(Stated task): Will you print the material below without altering a single character?

(Exercise data):
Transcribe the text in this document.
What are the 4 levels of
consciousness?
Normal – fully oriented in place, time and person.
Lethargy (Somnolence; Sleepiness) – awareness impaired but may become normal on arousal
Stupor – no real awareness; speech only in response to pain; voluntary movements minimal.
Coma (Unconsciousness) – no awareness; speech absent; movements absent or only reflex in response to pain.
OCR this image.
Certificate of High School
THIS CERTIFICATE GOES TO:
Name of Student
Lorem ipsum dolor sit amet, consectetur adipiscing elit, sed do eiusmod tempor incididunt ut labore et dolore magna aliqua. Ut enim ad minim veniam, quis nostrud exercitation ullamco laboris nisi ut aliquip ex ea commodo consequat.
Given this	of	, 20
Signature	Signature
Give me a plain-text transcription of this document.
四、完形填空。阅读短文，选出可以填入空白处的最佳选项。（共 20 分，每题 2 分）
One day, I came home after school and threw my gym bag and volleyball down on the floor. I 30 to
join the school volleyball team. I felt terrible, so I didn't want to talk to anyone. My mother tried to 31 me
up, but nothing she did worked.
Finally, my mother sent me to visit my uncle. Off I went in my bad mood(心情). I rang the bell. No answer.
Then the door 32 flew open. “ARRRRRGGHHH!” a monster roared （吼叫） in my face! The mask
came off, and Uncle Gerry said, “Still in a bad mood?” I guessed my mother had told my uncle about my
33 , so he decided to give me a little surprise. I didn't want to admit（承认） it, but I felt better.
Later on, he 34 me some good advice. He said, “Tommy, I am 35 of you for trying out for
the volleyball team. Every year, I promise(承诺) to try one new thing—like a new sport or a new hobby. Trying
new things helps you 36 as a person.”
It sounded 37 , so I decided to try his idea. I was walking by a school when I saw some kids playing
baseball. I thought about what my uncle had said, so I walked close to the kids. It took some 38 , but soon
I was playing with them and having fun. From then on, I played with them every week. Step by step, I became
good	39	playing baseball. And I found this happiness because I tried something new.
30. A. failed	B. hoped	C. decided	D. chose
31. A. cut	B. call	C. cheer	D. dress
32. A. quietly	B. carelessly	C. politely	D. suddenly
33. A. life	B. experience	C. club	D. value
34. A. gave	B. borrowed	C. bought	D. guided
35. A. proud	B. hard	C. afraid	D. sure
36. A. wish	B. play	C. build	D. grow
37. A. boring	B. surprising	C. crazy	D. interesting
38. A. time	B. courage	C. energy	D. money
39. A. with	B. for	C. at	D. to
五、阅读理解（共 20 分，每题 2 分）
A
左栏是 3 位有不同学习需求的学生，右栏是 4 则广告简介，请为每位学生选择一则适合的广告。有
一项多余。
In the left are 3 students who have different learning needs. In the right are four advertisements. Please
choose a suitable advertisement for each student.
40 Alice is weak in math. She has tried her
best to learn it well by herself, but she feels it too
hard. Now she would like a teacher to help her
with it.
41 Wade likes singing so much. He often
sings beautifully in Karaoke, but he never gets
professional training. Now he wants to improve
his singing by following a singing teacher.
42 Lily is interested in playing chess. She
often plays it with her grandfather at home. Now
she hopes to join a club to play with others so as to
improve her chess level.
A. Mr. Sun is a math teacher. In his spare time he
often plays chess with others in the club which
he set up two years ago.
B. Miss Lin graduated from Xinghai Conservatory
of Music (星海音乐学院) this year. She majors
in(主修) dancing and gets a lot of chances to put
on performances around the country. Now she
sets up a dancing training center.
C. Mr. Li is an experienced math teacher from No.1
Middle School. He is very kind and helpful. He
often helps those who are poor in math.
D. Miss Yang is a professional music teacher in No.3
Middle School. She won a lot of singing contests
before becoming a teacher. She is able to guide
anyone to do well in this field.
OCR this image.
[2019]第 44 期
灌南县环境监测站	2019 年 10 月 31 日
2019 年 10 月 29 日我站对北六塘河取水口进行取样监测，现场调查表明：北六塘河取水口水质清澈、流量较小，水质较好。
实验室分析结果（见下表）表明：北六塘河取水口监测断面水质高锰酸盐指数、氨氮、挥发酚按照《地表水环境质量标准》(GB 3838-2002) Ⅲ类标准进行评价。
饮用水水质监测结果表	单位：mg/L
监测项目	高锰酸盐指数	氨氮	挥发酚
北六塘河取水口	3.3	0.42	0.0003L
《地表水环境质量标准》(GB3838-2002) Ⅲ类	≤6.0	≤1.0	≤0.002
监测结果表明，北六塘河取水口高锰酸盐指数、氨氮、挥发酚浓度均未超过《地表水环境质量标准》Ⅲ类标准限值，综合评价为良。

(Output):
Transcribe the text in this document.
What are the 4 levels of
consciousness?
Normal – fully oriented in place, time and person.
Lethargy (Somnolence; Sleepiness) – awareness impaired but may become normal on arousal
Stupor – no real awareness; speech only in response to pain; voluntary movements minimal.
Coma (Unconsciousness) – no awareness; speech absent; movements absent or only reflex in response to pain.
OCR this image.
Certificate of High School
THIS CERTIFICATE GOES TO:
Name of Student
Lorem ipsum dolor sit amet, consectetur adipiscing elit, sed do eiusmod tempor incididunt ut labore et dolore magna aliqua. Ut enim ad minim veniam, quis nostrud exercitation ullamco laboris nisi ut aliquip ex ea commodo consequat.
Given this	of	, 20
Signature	Signature
Give me a plain-text transcription of this document.
四、完形填空。阅读短文，选出可以填入空白处的最佳选项。（共 20 分，每题 2 分）
One day, I came home after school and threw my gym bag and volleyball down on the floor. I 30 to
join the school volleyball team. I felt terrible, so I didn't want to talk to anyone. My mother tried to 31 me
up, but nothing she did worked.
Finally, my mother sent me to visit my uncle. Off I went in my bad mood(心情). I rang the bell. No answer.
Then the door 32 flew open. “ARRRRRGGHHH!” a monster roared （吼叫） in my face! The mask
came off, and Uncle Gerry said, “Still in a bad mood?” I guessed my mother had told my uncle about my
33 , so he decided to give me a little surprise. I didn't want to admit（承认） it, but I felt better.
Later on, he 34 me some good advice. He said, “Tommy, I am 35 of you for trying out for
the volleyball team. Every year, I promise(承诺) to try one new thing—like a new sport or a new hobby. Trying
new things helps you 36 as a person.”
It sounded 37 , so I decided to try his idea. I was walking by a school when I saw some kids playing
baseball. I thought about what my uncle had said, so I walked close to the kids. It took some 38 , but soon
I was playing with them and having fun. From then on, I played with them every week. Step by step, I became
good	39	playing baseball. And I found this happiness because I tried something new.
30. A. failed	B. hoped	C. decided	D. chose
31. A. cut	B. call	C. cheer	D. dress
32. A. quietly	B. carelessly	C. politely	D. suddenly
33. A. life	B. experience	C. club	D. value
34. A. gave	B. borrowed	C. bought	D. guided
35. A. proud	B. hard	C. afraid	D. sure
36. A. wish	B. play	C. build	D. grow
37. A. boring	B. surprising	C. crazy	D. interesting
38. A. time	B. courage	C. energy	D. money
39. A. with	B. for	C. at	D. to
五、阅读理解（共 20 分，每题 2 分）
A
左栏是 3 位有不同学习需求的学生，右栏是 4 则广告简介，请为每位学生选择一则适合的广告。有
一项多余。
In the left are 3 students who have different learning needs. In the right are four advertisements. Please
choose a suitable advertisement for each student.
40 Alice is weak in math. She has tried her
best to learn it well by herself, but she feels it too
hard. Now she would like a teacher to help her
with it.
41 Wade likes singing so much. He often
sings beautifully in Karaoke, but he never gets
professional training. Now he wants to improve
his singing by following a singing teacher.
42 Lily is interested in playing chess. She
often plays it with her grandfather at home. Now
she hopes to join a club to play with others so as to
improve her chess level.
A. Mr. Sun is a math teacher. In his spare time he
often plays chess with others in the club which
he set up two years ago.
B. Miss Lin graduated from Xinghai Conservatory
of Music (星海音乐学院) this year. She majors
in(主修) dancing and gets a lot of chances to put
on performances around the country. Now she
sets up a dancing training center.
C. Mr. Li is an experienced math teacher from No.1
Middle School. He is very kind and helpful. He
often helps those who are poor in math.
D. Miss Yang is a professional music teacher in No.3
Middle School. She won a lot of singing contests
before becoming a teacher. She is able to guide
anyone to do well in this field.
OCR this image.
[2019]第 44 期
灌南县环境监测站	2019 年 10 月 31 日
2019 年 10 月 29 日我站对北六塘河取水口进行取样监测，现场调查表明：北六塘河取水口水质清澈、流量较小，水质较好。
实验室分析结果（见下表）表明：北六塘河取水口监测断面水质高锰酸盐指数、氨氮、挥发酚按照《地表水环境质量标准》(GB 3838-2002) Ⅲ类标准进行评价。
饮用水水质监测结果表	单位：mg/L
监测项目	高锰酸盐指数	氨氮	挥发酚
北六塘河取水口	3.3	0.42	0.0003L
《地表水环境质量标准》(GB3838-2002) Ⅲ类	≤6.0	≤1.0	≤0.002
监测结果表明，北六塘河取水口高锰酸盐指数、氨氮、挥发酚浓度均未超过《地表水环境质量标准》Ⅲ类标准限值，综合评价为良。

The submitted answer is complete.